### Problem to solve
Without including any pictures, copy each entry below exactly.

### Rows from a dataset
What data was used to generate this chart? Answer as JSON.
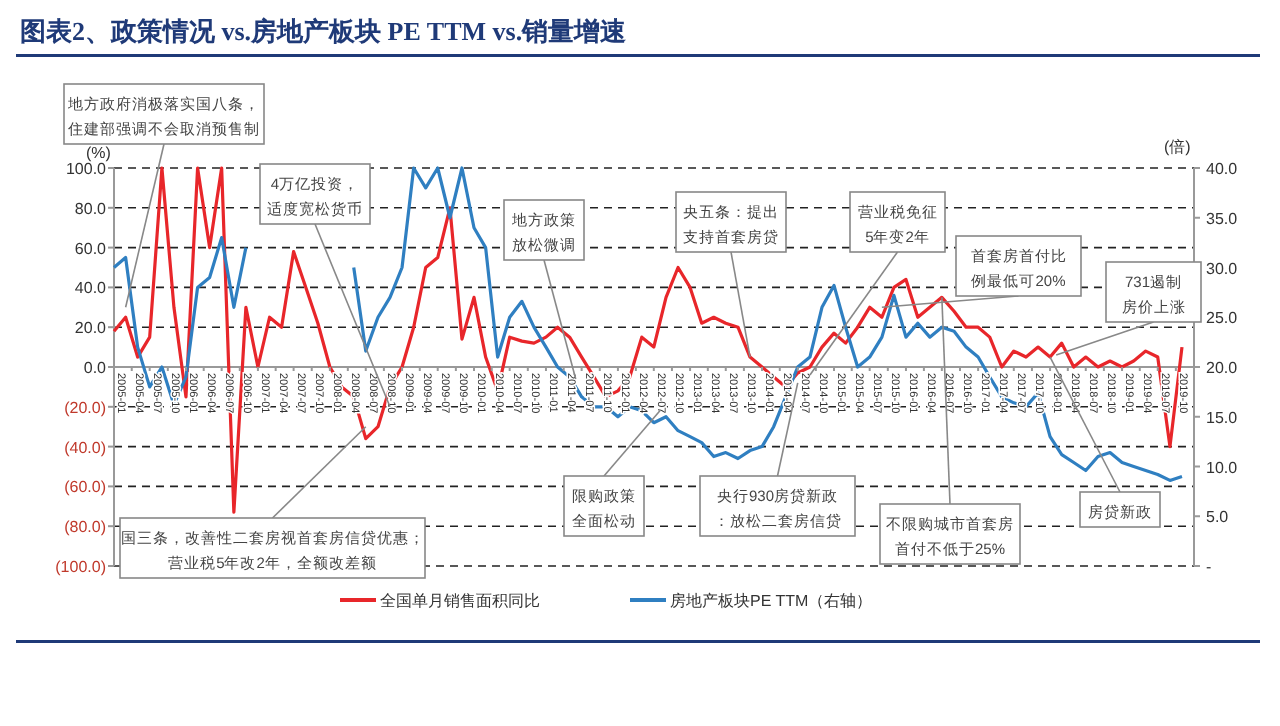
{
  "chart_data": {
    "type": "line",
    "title": "图表2、政策情况 vs.房地产板块 PE TTM vs.销量增速",
    "ylabel": "(%)",
    "y2label": "(倍)",
    "x": [
      "2005-01",
      "2005-03",
      "2005-05",
      "2005-07",
      "2005-09",
      "2005-11",
      "2006-01",
      "2006-03",
      "2006-05",
      "2006-07",
      "2006-09",
      "2006-11",
      "2007-01",
      "2007-03",
      "2007-05",
      "2007-07",
      "2007-09",
      "2007-11",
      "2008-01",
      "2008-03",
      "2008-05",
      "2008-07",
      "2008-09",
      "2008-11",
      "2009-01",
      "2009-03",
      "2009-05",
      "2009-07",
      "2009-09",
      "2009-11",
      "2010-01",
      "2010-03",
      "2010-05",
      "2010-07",
      "2010-09",
      "2010-11",
      "2011-01",
      "2011-03",
      "2011-05",
      "2011-07",
      "2011-09",
      "2011-11",
      "2012-01",
      "2012-03",
      "2012-05",
      "2012-07",
      "2012-09",
      "2012-11",
      "2013-01",
      "2013-03",
      "2013-05",
      "2013-07",
      "2013-09",
      "2013-11",
      "2014-01",
      "2014-03",
      "2014-05",
      "2014-07",
      "2014-09",
      "2014-11",
      "2015-01",
      "2015-03",
      "2015-05",
      "2015-07",
      "2015-09",
      "2015-11",
      "2016-01",
      "2016-03",
      "2016-05",
      "2016-07",
      "2016-09",
      "2016-11",
      "2017-01",
      "2017-03",
      "2017-05",
      "2017-07",
      "2017-09",
      "2017-11",
      "2018-01",
      "2018-03",
      "2018-05",
      "2018-07",
      "2018-09",
      "2018-11",
      "2019-01",
      "2019-03",
      "2019-05",
      "2019-07",
      "2019-09",
      "2019-11"
    ],
    "series": [
      {
        "name": "全国单月销售面积同比",
        "color": "#e8262a",
        "values": [
          18,
          25,
          5,
          15,
          100,
          30,
          -15,
          100,
          60,
          100,
          -73,
          30,
          0,
          25,
          20,
          58,
          40,
          22,
          0,
          -10,
          -15,
          -36,
          -30,
          -10,
          0,
          20,
          50,
          55,
          80,
          14,
          35,
          5,
          -12,
          15,
          13,
          12,
          15,
          20,
          15,
          5,
          -5,
          -15,
          -12,
          -5,
          15,
          10,
          35,
          50,
          40,
          22,
          25,
          22,
          20,
          5,
          0,
          -5,
          -10,
          -3,
          0,
          10,
          17,
          12,
          20,
          30,
          25,
          40,
          44,
          25,
          30,
          35,
          28,
          20,
          20,
          15,
          0,
          8,
          5,
          10,
          5,
          12,
          0,
          5,
          0,
          3,
          0,
          3,
          8,
          5,
          -40,
          10
        ]
      },
      {
        "name": "房地产板块PE TTM（右轴）",
        "color": "#2f7fc1",
        "axis": "y2",
        "values": [
          30,
          31,
          22,
          18,
          20,
          16.2,
          19,
          28,
          29,
          33,
          26,
          32,
          null,
          null,
          null,
          null,
          null,
          null,
          null,
          null,
          30,
          21.6,
          25,
          27,
          30,
          40,
          38,
          40,
          35,
          40,
          34,
          32,
          21,
          25,
          26.6,
          24,
          22,
          20,
          19,
          17,
          16,
          16,
          15,
          16,
          15.6,
          14.4,
          15,
          13.6,
          13,
          12.4,
          11,
          11.4,
          10.8,
          11.6,
          12,
          14,
          17,
          20,
          21,
          26,
          28.2,
          24,
          20,
          21,
          23,
          27.2,
          23,
          24.4,
          23,
          24,
          23.6,
          22,
          21,
          19,
          17,
          16.4,
          16,
          17.4,
          13,
          11.2,
          10.4,
          9.6,
          11,
          11.4,
          10.4,
          10,
          9.6,
          9.2,
          8.6,
          9
        ]
      }
    ],
    "xlim": [
      "2005-01",
      "2020-01"
    ],
    "xticks": [
      "2005-01",
      "2005-04",
      "2005-07",
      "2005-10",
      "2006-01",
      "2006-04",
      "2006-07",
      "2006-10",
      "2007-01",
      "2007-04",
      "2007-07",
      "2007-10",
      "2008-01",
      "2008-04",
      "2008-07",
      "2008-10",
      "2009-01",
      "2009-04",
      "2009-07",
      "2009-10",
      "2010-01",
      "2010-04",
      "2010-07",
      "2010-10",
      "2011-01",
      "2011-04",
      "2011-07",
      "2011-10",
      "2012-01",
      "2012-04",
      "2012-07",
      "2012-10",
      "2013-01",
      "2013-04",
      "2013-07",
      "2013-10",
      "2014-01",
      "2014-04",
      "2014-07",
      "2014-10",
      "2015-01",
      "2015-04",
      "2015-07",
      "2015-10",
      "2016-01",
      "2016-04",
      "2016-07",
      "2016-10",
      "2017-01",
      "2017-04",
      "2017-07",
      "2017-10",
      "2018-01",
      "2018-04",
      "2018-07",
      "2018-10",
      "2019-01",
      "2019-04",
      "2019-07",
      "2019-10"
    ],
    "ylim": [
      -100,
      100
    ],
    "yticks": [
      {
        "value": 100,
        "label": "100.0"
      },
      {
        "value": 80,
        "label": "80.0"
      },
      {
        "value": 60,
        "label": "60.0"
      },
      {
        "value": 40,
        "label": "40.0"
      },
      {
        "value": 20,
        "label": "20.0"
      },
      {
        "value": 0,
        "label": "0.0"
      },
      {
        "value": -20,
        "label": "(20.0)"
      },
      {
        "value": -40,
        "label": "(40.0)"
      },
      {
        "value": -60,
        "label": "(60.0)"
      },
      {
        "value": -80,
        "label": "(80.0)"
      },
      {
        "value": -100,
        "label": "(100.0)"
      }
    ],
    "y2lim": [
      0,
      40
    ],
    "y2ticks": [
      {
        "value": 40,
        "label": "40.0"
      },
      {
        "value": 35,
        "label": "35.0"
      },
      {
        "value": 30,
        "label": "30.0"
      },
      {
        "value": 25,
        "label": "25.0"
      },
      {
        "value": 20,
        "label": "20.0"
      },
      {
        "value": 15,
        "label": "15.0"
      },
      {
        "value": 10,
        "label": "10.0"
      },
      {
        "value": 5,
        "label": "5.0"
      },
      {
        "value": 0,
        "label": "-"
      }
    ],
    "grid": "y",
    "legend": "bottom",
    "marker": "none",
    "line_style": "solid",
    "annotations": [
      {
        "text": "地方政府消极落实国八条，住建部强调不会取消预售制",
        "x": "2005-03",
        "y": 30
      },
      {
        "text": "4万亿投资，适度宽松货币",
        "x": "2008-11",
        "y": -20
      },
      {
        "text": "地方政策放松微调",
        "x": "2011-06",
        "y": -6
      },
      {
        "text": "央五条：提出支持首套房贷",
        "x": "2013-11",
        "y": 5
      },
      {
        "text": "营业税免征5年变2年",
        "x": "2014-09",
        "y": -4
      },
      {
        "text": "首套房首付比例最低可20%",
        "x": "2015-09",
        "y": 30
      },
      {
        "text": "731遏制房价上涨",
        "x": "2018-02",
        "y": 6
      },
      {
        "text": "国三条，改善性二套房视首套房信贷优惠；营业税5年改2年，全额改差额",
        "x": "2008-07",
        "y": -30
      },
      {
        "text": "限购政策全面松动",
        "x": "2012-08",
        "y": -22
      },
      {
        "text": "央行930房贷新政：放松二套房信贷",
        "x": "2014-07",
        "y": -8
      },
      {
        "text": "不限购城市首套房首付不低于25%",
        "x": "2016-07",
        "y": 35
      },
      {
        "text": "房贷新政",
        "x": "2018-01",
        "y": 5
      }
    ]
  }
}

### Response to the task
What data was used to generate this chart? Answer as JSON.
{
  "chart_data": {
    "type": "line",
    "title": "图表2、政策情况 vs.房地产板块 PE TTM vs.销量增速",
    "ylabel": "(%)",
    "y2label": "(倍)",
    "x": [
      "2005-01",
      "2005-03",
      "2005-05",
      "2005-07",
      "2005-09",
      "2005-11",
      "2006-01",
      "2006-03",
      "2006-05",
      "2006-07",
      "2006-09",
      "2006-11",
      "2007-01",
      "2007-03",
      "2007-05",
      "2007-07",
      "2007-09",
      "2007-11",
      "2008-01",
      "2008-03",
      "2008-05",
      "2008-07",
      "2008-09",
      "2008-11",
      "2009-01",
      "2009-03",
      "2009-05",
      "2009-07",
      "2009-09",
      "2009-11",
      "2010-01",
      "2010-03",
      "2010-05",
      "2010-07",
      "2010-09",
      "2010-11",
      "2011-01",
      "2011-03",
      "2011-05",
      "2011-07",
      "2011-09",
      "2011-11",
      "2012-01",
      "2012-03",
      "2012-05",
      "2012-07",
      "2012-09",
      "2012-11",
      "2013-01",
      "2013-03",
      "2013-05",
      "2013-07",
      "2013-09",
      "2013-11",
      "2014-01",
      "2014-03",
      "2014-05",
      "2014-07",
      "2014-09",
      "2014-11",
      "2015-01",
      "2015-03",
      "2015-05",
      "2015-07",
      "2015-09",
      "2015-11",
      "2016-01",
      "2016-03",
      "2016-05",
      "2016-07",
      "2016-09",
      "2016-11",
      "2017-01",
      "2017-03",
      "2017-05",
      "2017-07",
      "2017-09",
      "2017-11",
      "2018-01",
      "2018-03",
      "2018-05",
      "2018-07",
      "2018-09",
      "2018-11",
      "2019-01",
      "2019-03",
      "2019-05",
      "2019-07",
      "2019-09",
      "2019-11"
    ],
    "series": [
      {
        "name": "全国单月销售面积同比",
        "color": "#e8262a",
        "values": [
          18,
          25,
          5,
          15,
          100,
          30,
          -15,
          100,
          60,
          100,
          -73,
          30,
          0,
          25,
          20,
          58,
          40,
          22,
          0,
          -10,
          -15,
          -36,
          -30,
          -10,
          0,
          20,
          50,
          55,
          80,
          14,
          35,
          5,
          -12,
          15,
          13,
          12,
          15,
          20,
          15,
          5,
          -5,
          -15,
          -12,
          -5,
          15,
          10,
          35,
          50,
          40,
          22,
          25,
          22,
          20,
          5,
          0,
          -5,
          -10,
          -3,
          0,
          10,
          17,
          12,
          20,
          30,
          25,
          40,
          44,
          25,
          30,
          35,
          28,
          20,
          20,
          15,
          0,
          8,
          5,
          10,
          5,
          12,
          0,
          5,
          0,
          3,
          0,
          3,
          8,
          5,
          -40,
          10
        ]
      },
      {
        "name": "房地产板块PE TTM（右轴）",
        "color": "#2f7fc1",
        "axis": "y2",
        "values": [
          30,
          31,
          22,
          18,
          20,
          16.2,
          19,
          28,
          29,
          33,
          26,
          32,
          null,
          null,
          null,
          null,
          null,
          null,
          null,
          null,
          30,
          21.6,
          25,
          27,
          30,
          40,
          38,
          40,
          35,
          40,
          34,
          32,
          21,
          25,
          26.6,
          24,
          22,
          20,
          19,
          17,
          16,
          16,
          15,
          16,
          15.6,
          14.4,
          15,
          13.6,
          13,
          12.4,
          11,
          11.4,
          10.8,
          11.6,
          12,
          14,
          17,
          20,
          21,
          26,
          28.2,
          24,
          20,
          21,
          23,
          27.2,
          23,
          24.4,
          23,
          24,
          23.6,
          22,
          21,
          19,
          17,
          16.4,
          16,
          17.4,
          13,
          11.2,
          10.4,
          9.6,
          11,
          11.4,
          10.4,
          10,
          9.6,
          9.2,
          8.6,
          9
        ]
      }
    ],
    "xlim": [
      "2005-01",
      "2020-01"
    ],
    "xticks": [
      "2005-01",
      "2005-04",
      "2005-07",
      "2005-10",
      "2006-01",
      "2006-04",
      "2006-07",
      "2006-10",
      "2007-01",
      "2007-04",
      "2007-07",
      "2007-10",
      "2008-01",
      "2008-04",
      "2008-07",
      "2008-10",
      "2009-01",
      "2009-04",
      "2009-07",
      "2009-10",
      "2010-01",
      "2010-04",
      "2010-07",
      "2010-10",
      "2011-01",
      "2011-04",
      "2011-07",
      "2011-10",
      "2012-01",
      "2012-04",
      "2012-07",
      "2012-10",
      "2013-01",
      "2013-04",
      "2013-07",
      "2013-10",
      "2014-01",
      "2014-04",
      "2014-07",
      "2014-10",
      "2015-01",
      "2015-04",
      "2015-07",
      "2015-10",
      "2016-01",
      "2016-04",
      "2016-07",
      "2016-10",
      "2017-01",
      "2017-04",
      "2017-07",
      "2017-10",
      "2018-01",
      "2018-04",
      "2018-07",
      "2018-10",
      "2019-01",
      "2019-04",
      "2019-07",
      "2019-10"
    ],
    "ylim": [
      -100,
      100
    ],
    "yticks": [
      {
        "value": 100,
        "label": "100.0"
      },
      {
        "value": 80,
        "label": "80.0"
      },
      {
        "value": 60,
        "label": "60.0"
      },
      {
        "value": 40,
        "label": "40.0"
      },
      {
        "value": 20,
        "label": "20.0"
      },
      {
        "value": 0,
        "label": "0.0"
      },
      {
        "value": -20,
        "label": "(20.0)"
      },
      {
        "value": -40,
        "label": "(40.0)"
      },
      {
        "value": -60,
        "label": "(60.0)"
      },
      {
        "value": -80,
        "label": "(80.0)"
      },
      {
        "value": -100,
        "label": "(100.0)"
      }
    ],
    "y2lim": [
      0,
      40
    ],
    "y2ticks": [
      {
        "value": 40,
        "label": "40.0"
      },
      {
        "value": 35,
        "label": "35.0"
      },
      {
        "value": 30,
        "label": "30.0"
      },
      {
        "value": 25,
        "label": "25.0"
      },
      {
        "value": 20,
        "label": "20.0"
      },
      {
        "value": 15,
        "label": "15.0"
      },
      {
        "value": 10,
        "label": "10.0"
      },
      {
        "value": 5,
        "label": "5.0"
      },
      {
        "value": 0,
        "label": "-"
      }
    ],
    "grid": "y",
    "legend": "bottom",
    "marker": "none",
    "line_style": "solid",
    "annotations": [
      {
        "text": "地方政府消极落实国八条，住建部强调不会取消预售制",
        "x": "2005-03",
        "y": 30
      },
      {
        "text": "4万亿投资，适度宽松货币",
        "x": "2008-11",
        "y": -20
      },
      {
        "text": "地方政策放松微调",
        "x": "2011-06",
        "y": -6
      },
      {
        "text": "央五条：提出支持首套房贷",
        "x": "2013-11",
        "y": 5
      },
      {
        "text": "营业税免征5年变2年",
        "x": "2014-09",
        "y": -4
      },
      {
        "text": "首套房首付比例最低可20%",
        "x": "2015-09",
        "y": 30
      },
      {
        "text": "731遏制房价上涨",
        "x": "2018-02",
        "y": 6
      },
      {
        "text": "国三条，改善性二套房视首套房信贷优惠；营业税5年改2年，全额改差额",
        "x": "2008-07",
        "y": -30
      },
      {
        "text": "限购政策全面松动",
        "x": "2012-08",
        "y": -22
      },
      {
        "text": "央行930房贷新政：放松二套房信贷",
        "x": "2014-07",
        "y": -8
      },
      {
        "text": "不限购城市首套房首付不低于25%",
        "x": "2016-07",
        "y": 35
      },
      {
        "text": "房贷新政",
        "x": "2018-01",
        "y": 5
      }
    ]
  }
}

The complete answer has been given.